-- start of Data shown --

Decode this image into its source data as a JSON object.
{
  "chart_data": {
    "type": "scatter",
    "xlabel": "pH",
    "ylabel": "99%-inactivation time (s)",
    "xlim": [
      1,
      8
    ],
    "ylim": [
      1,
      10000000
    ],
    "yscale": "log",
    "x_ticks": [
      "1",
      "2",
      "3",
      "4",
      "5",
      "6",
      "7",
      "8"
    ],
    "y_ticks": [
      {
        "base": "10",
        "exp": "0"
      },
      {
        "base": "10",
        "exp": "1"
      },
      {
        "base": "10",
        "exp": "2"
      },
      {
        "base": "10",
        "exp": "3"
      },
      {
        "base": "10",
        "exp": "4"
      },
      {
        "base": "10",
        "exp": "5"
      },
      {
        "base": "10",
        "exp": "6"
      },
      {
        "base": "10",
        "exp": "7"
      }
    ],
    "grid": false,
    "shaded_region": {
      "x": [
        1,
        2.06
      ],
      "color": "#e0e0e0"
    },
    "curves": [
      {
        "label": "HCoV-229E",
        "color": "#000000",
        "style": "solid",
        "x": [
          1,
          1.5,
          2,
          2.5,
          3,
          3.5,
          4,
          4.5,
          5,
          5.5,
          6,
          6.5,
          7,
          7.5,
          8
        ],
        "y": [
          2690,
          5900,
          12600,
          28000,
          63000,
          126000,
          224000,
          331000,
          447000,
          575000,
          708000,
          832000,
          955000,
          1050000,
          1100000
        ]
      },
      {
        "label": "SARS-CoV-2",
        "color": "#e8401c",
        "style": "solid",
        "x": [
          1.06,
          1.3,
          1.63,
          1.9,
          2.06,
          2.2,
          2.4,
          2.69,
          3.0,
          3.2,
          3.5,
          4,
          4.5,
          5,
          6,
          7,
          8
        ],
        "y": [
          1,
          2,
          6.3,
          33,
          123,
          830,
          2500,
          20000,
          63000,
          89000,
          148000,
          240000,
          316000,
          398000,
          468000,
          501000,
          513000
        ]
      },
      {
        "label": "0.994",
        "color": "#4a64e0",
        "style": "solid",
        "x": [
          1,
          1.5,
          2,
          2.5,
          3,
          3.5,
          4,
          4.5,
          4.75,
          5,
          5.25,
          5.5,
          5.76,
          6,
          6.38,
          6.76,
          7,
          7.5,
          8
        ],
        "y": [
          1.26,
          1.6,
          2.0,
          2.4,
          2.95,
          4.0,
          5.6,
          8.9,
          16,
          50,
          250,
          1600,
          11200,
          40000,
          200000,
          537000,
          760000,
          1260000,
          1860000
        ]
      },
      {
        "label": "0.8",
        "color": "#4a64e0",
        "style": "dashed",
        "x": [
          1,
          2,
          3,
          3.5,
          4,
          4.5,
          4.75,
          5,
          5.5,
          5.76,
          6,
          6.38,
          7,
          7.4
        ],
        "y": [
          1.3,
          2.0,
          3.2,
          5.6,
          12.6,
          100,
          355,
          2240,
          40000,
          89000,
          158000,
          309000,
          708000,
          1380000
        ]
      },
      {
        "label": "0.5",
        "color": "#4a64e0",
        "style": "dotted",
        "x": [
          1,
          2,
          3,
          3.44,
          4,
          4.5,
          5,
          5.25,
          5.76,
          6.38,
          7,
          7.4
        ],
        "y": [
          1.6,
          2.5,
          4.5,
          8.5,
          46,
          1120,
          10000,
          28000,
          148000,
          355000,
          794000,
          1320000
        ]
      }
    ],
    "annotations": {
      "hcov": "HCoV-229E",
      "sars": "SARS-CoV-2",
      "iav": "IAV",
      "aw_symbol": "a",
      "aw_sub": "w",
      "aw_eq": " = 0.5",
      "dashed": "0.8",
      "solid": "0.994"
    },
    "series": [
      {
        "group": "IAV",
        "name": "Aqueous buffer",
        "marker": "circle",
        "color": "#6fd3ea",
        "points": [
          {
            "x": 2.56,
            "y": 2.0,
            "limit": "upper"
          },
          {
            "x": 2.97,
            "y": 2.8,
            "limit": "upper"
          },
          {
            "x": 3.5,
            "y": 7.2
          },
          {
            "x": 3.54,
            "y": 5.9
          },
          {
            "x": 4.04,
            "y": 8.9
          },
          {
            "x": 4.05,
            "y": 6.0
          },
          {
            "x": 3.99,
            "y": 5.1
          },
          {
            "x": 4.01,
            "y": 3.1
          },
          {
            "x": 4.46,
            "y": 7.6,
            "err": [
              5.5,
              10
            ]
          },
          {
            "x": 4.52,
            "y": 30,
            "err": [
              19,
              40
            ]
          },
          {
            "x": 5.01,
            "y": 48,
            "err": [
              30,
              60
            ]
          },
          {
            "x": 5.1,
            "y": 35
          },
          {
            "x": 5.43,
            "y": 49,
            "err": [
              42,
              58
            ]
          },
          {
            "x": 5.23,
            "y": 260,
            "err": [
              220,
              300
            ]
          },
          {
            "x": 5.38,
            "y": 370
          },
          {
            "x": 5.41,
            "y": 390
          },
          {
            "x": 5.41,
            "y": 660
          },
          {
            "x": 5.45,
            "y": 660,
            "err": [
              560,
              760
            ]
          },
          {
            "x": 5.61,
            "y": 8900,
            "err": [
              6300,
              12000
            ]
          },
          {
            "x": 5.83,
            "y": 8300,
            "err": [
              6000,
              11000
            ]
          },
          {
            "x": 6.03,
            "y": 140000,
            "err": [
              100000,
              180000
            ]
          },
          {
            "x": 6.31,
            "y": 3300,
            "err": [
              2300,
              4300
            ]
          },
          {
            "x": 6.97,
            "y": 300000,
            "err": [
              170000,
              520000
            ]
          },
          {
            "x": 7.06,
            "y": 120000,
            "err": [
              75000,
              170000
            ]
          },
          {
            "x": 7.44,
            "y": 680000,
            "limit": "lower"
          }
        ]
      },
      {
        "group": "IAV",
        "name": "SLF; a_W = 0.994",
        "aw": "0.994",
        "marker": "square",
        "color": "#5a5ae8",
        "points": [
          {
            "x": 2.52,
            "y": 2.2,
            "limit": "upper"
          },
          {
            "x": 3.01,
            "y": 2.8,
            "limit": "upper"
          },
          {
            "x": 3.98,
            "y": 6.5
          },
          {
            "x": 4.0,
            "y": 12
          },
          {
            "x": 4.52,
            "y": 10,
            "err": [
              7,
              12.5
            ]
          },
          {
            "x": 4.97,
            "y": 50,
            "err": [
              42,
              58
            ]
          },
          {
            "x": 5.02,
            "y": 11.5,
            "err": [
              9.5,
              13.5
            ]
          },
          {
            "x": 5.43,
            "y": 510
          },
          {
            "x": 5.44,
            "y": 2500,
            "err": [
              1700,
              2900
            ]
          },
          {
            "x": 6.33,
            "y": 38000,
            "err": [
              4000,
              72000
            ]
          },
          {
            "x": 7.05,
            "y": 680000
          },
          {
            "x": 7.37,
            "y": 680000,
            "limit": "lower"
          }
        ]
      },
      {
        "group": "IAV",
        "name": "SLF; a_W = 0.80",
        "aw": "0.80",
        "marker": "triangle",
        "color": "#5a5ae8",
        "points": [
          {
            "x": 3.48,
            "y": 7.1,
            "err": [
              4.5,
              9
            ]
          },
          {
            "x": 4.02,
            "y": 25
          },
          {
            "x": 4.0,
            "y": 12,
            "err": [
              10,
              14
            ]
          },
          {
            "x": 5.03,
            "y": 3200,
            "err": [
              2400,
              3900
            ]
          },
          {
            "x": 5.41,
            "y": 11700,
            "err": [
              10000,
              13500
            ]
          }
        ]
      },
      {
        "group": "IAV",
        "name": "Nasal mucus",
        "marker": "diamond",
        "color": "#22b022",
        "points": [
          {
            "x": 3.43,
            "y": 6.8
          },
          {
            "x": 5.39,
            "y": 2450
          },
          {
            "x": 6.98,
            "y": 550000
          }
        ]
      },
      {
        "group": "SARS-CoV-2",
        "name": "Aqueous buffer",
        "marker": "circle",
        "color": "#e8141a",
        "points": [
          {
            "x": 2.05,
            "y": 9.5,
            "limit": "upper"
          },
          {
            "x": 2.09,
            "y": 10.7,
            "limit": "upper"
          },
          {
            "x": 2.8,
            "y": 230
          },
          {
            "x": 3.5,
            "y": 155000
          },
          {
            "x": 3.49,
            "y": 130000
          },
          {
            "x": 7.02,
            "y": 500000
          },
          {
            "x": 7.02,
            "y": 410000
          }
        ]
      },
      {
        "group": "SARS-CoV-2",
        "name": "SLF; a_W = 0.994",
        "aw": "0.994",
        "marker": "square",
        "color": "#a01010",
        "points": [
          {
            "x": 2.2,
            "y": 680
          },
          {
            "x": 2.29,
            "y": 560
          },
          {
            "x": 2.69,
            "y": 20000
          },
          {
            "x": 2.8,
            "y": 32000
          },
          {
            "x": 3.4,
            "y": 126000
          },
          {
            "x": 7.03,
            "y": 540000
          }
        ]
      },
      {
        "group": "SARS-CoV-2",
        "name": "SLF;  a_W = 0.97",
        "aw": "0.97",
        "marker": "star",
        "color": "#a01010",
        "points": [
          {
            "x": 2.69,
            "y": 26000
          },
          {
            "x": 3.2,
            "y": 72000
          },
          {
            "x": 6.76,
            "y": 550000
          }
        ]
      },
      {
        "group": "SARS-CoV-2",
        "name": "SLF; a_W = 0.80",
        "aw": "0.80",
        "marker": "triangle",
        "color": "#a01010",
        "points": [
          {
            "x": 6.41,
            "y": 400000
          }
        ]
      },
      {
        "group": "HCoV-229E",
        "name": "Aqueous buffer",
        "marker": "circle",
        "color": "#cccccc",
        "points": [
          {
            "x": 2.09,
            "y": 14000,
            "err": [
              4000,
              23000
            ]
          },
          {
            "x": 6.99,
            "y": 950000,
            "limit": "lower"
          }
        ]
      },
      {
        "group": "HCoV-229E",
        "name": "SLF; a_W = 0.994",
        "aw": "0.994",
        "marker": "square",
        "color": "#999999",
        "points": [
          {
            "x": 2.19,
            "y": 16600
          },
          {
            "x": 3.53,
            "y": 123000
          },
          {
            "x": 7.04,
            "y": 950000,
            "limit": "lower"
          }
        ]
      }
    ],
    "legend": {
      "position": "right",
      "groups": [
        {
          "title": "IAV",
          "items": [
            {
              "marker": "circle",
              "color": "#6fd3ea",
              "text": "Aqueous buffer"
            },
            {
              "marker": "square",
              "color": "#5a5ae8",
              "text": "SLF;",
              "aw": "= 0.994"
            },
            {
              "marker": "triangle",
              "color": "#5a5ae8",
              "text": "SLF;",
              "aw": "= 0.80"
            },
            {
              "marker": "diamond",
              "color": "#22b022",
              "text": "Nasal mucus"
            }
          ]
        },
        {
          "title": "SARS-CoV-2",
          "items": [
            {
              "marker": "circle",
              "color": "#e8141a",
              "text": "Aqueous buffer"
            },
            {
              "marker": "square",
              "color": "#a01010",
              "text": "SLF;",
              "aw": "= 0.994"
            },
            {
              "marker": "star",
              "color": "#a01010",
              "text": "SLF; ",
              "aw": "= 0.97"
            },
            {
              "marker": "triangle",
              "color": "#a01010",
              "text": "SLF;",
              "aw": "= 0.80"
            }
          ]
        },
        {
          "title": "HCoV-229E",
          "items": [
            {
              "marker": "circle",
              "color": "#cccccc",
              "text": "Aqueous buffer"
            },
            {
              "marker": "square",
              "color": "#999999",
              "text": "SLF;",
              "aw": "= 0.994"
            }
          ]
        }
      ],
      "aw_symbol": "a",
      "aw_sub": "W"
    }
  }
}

-- end of Data shown --

Written exercise -
In the records above, locate every line with the string "HCoV" and copy it.

Response -
        "label": "HCoV-229E",
      "hcov": "HCoV-229E",
        "group": "HCoV-229E",
        "group": "HCoV-229E",
          "title": "HCoV-229E",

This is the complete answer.